Written request
Would you restate all the data that follows, word for word?

==== Entries ====

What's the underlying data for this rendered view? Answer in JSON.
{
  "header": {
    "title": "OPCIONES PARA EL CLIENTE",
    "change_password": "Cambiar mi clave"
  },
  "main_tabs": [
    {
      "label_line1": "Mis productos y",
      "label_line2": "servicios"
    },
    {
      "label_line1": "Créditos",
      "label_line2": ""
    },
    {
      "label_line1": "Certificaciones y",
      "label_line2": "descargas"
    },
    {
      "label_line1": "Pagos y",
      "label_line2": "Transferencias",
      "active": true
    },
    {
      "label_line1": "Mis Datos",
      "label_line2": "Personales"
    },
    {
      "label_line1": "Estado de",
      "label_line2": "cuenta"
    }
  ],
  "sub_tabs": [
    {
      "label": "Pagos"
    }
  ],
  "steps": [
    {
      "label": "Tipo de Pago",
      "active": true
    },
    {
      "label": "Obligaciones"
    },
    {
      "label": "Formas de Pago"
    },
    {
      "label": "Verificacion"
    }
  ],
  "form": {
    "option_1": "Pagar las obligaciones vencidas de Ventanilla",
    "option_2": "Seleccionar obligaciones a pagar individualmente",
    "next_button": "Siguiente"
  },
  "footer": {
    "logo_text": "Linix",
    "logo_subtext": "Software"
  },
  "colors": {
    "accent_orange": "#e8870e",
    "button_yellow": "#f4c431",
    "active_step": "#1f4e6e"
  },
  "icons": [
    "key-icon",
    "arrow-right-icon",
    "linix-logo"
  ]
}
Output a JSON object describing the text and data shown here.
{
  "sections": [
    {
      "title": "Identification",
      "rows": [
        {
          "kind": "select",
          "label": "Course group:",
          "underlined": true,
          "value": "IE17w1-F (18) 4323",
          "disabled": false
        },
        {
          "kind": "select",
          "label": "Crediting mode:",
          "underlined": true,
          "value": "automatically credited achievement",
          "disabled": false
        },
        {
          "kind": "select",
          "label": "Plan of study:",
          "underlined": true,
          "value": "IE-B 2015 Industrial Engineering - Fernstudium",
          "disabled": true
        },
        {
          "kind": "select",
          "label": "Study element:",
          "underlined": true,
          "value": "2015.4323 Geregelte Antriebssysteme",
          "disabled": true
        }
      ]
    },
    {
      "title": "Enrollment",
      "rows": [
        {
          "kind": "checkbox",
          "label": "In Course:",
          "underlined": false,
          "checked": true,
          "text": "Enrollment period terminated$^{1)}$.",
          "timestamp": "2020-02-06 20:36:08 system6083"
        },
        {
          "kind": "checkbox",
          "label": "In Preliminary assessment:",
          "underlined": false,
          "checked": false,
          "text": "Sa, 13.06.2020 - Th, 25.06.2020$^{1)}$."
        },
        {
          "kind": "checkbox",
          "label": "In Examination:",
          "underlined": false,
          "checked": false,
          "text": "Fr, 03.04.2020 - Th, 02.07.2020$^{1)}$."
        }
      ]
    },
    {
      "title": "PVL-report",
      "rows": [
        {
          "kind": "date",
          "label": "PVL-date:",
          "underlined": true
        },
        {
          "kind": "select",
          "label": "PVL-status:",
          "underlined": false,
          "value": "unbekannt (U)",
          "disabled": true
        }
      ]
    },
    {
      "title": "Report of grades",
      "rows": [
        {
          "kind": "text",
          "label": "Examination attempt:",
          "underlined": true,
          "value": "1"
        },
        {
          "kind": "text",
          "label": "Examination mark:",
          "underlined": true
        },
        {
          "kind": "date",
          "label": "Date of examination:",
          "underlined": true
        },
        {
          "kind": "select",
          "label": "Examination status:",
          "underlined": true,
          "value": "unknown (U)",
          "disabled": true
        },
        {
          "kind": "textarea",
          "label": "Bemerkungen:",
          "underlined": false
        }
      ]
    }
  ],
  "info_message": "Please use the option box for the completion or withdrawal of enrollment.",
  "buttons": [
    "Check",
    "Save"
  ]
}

====

Solution to this problem
What's the underlying data for this rendered view? Answer in JSON.
{
  "header": {
    "title": "OPCIONES PARA EL CLIENTE",
    "change_password": "Cambiar mi clave"
  },
  "main_tabs": [
    {
      "label_line1": "Mis productos y",
      "label_line2": "servicios"
    },
    {
      "label_line1": "Créditos",
      "label_line2": ""
    },
    {
      "label_line1": "Certificaciones y",
      "label_line2": "descargas"
    },
    {
      "label_line1": "Pagos y",
      "label_line2": "Transferencias",
      "active": true
    },
    {
      "label_line1": "Mis Datos",
      "label_line2": "Personales"
    },
    {
      "label_line1": "Estado de",
      "label_line2": "cuenta"
    }
  ],
  "sub_tabs": [
    {
      "label": "Pagos"
    }
  ],
  "steps": [
    {
      "label": "Tipo de Pago",
      "active": true
    },
    {
      "label": "Obligaciones"
    },
    {
      "label": "Formas de Pago"
    },
    {
      "label": "Verificacion"
    }
  ],
  "form": {
    "option_1": "Pagar las obligaciones vencidas de Ventanilla",
    "option_2": "Seleccionar obligaciones a pagar individualmente",
    "next_button": "Siguiente"
  },
  "footer": {
    "logo_text": "Linix",
    "logo_subtext": "Software"
  },
  "colors": {
    "accent_orange": "#e8870e",
    "button_yellow": "#f4c431",
    "active_step": "#1f4e6e"
  },
  "icons": [
    "key-icon",
    "arrow-right-icon",
    "linix-logo"
  ]
}
Output a JSON object describing the text and data shown here.
{
  "sections": [
    {
      "title": "Identification",
      "rows": [
        {
          "kind": "select",
          "label": "Course group:",
          "underlined": true,
          "value": "IE17w1-F (18) 4323",
          "disabled": false
        },
        {
          "kind": "select",
          "label": "Crediting mode:",
          "underlined": true,
          "value": "automatically credited achievement",
          "disabled": false
        },
        {
          "kind": "select",
          "label": "Plan of study:",
          "underlined": true,
          "value": "IE-B 2015 Industrial Engineering - Fernstudium",
          "disabled": true
        },
        {
          "kind": "select",
          "label": "Study element:",
          "underlined": true,
          "value": "2015.4323 Geregelte Antriebssysteme",
          "disabled": true
        }
      ]
    },
    {
      "title": "Enrollment",
      "rows": [
        {
          "kind": "checkbox",
          "label": "In Course:",
          "underlined": false,
          "checked": true,
          "text": "Enrollment period terminated$^{1)}$.",
          "timestamp": "2020-02-06 20:36:08 system6083"
        },
        {
          "kind": "checkbox",
          "label": "In Preliminary assessment:",
          "underlined": false,
          "checked": false,
          "text": "Sa, 13.06.2020 - Th, 25.06.2020$^{1)}$."
        },
        {
          "kind": "checkbox",
          "label": "In Examination:",
          "underlined": false,
          "checked": false,
          "text": "Fr, 03.04.2020 - Th, 02.07.2020$^{1)}$."
        }
      ]
    },
    {
      "title": "PVL-report",
      "rows": [
        {
          "kind": "date",
          "label": "PVL-date:",
          "underlined": true
        },
        {
          "kind": "select",
          "label": "PVL-status:",
          "underlined": false,
          "value": "unbekannt (U)",
          "disabled": true
        }
      ]
    },
    {
      "title": "Report of grades",
      "rows": [
        {
          "kind": "text",
          "label": "Examination attempt:",
          "underlined": true,
          "value": "1"
        },
        {
          "kind": "text",
          "label": "Examination mark:",
          "underlined": true
        },
        {
          "kind": "date",
          "label": "Date of examination:",
          "underlined": true
        },
        {
          "kind": "select",
          "label": "Examination status:",
          "underlined": true,
          "value": "unknown (U)",
          "disabled": true
        },
        {
          "kind": "textarea",
          "label": "Bemerkungen:",
          "underlined": false
        }
      ]
    }
  ],
  "info_message": "Please use the option box for the completion or withdrawal of enrollment.",
  "buttons": [
    "Check",
    "Save"
  ]
}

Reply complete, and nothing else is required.